Exercise input>
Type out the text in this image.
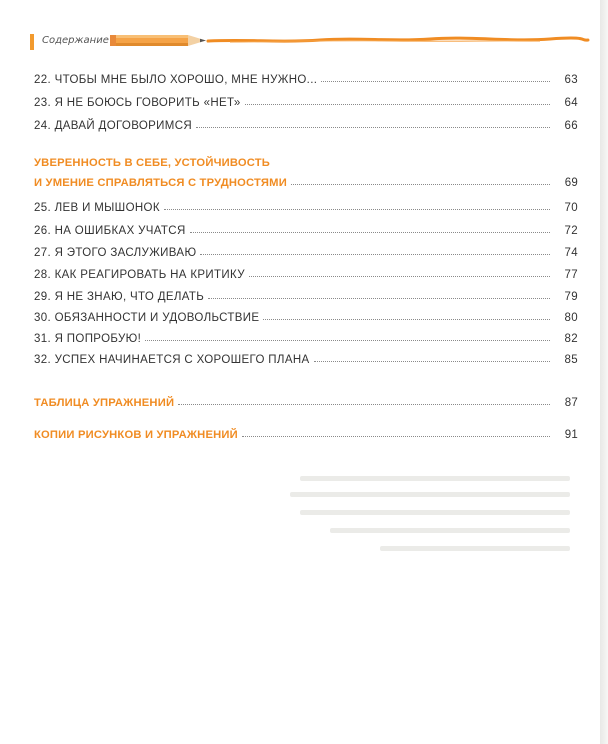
Содержание
22. ЧТОБЫ МНЕ БЫЛО ХОРОШО, МНЕ НУЖНО...	63
23. Я НЕ БОЮСЬ ГОВОРИТЬ «НЕТ»	64
24. ДАВАЙ ДОГОВОРИМСЯ	66
УВЕРЕННОСТЬ В СЕБЕ, УСТОЙЧИВОСТЬ
И УМЕНИЕ СПРАВЛЯТЬСЯ С ТРУДНОСТЯМИ	69
25. ЛЕВ И МЫШОНОК	70
26. НА ОШИБКАХ УЧАТСЯ	72
27. Я ЭТОГО ЗАСЛУЖИВАЮ	74
28. КАК РЕАГИРОВАТЬ НА КРИТИКУ	77
29. Я НЕ ЗНАЮ, ЧТО ДЕЛАТЬ	79
30. ОБЯЗАННОСТИ И УДОВОЛЬСТВИЕ	80
31. Я ПОПРОБУЮ!	82
32. УСПЕХ НАЧИНАЕТСЯ С ХОРОШЕГО ПЛАНА	85
ТАБЛИЦА УПРАЖНЕНИЙ	87
КОПИИ РИСУНКОВ И УПРАЖНЕНИЙ	91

Problem details> Copy, from the material, each line that holds the string "УПРАЖНЕНИЙ".

Written solution>
ТАБЛИЦА УПРАЖНЕНИЙ	87
КОПИИ РИСУНКОВ И УПРАЖНЕНИЙ	91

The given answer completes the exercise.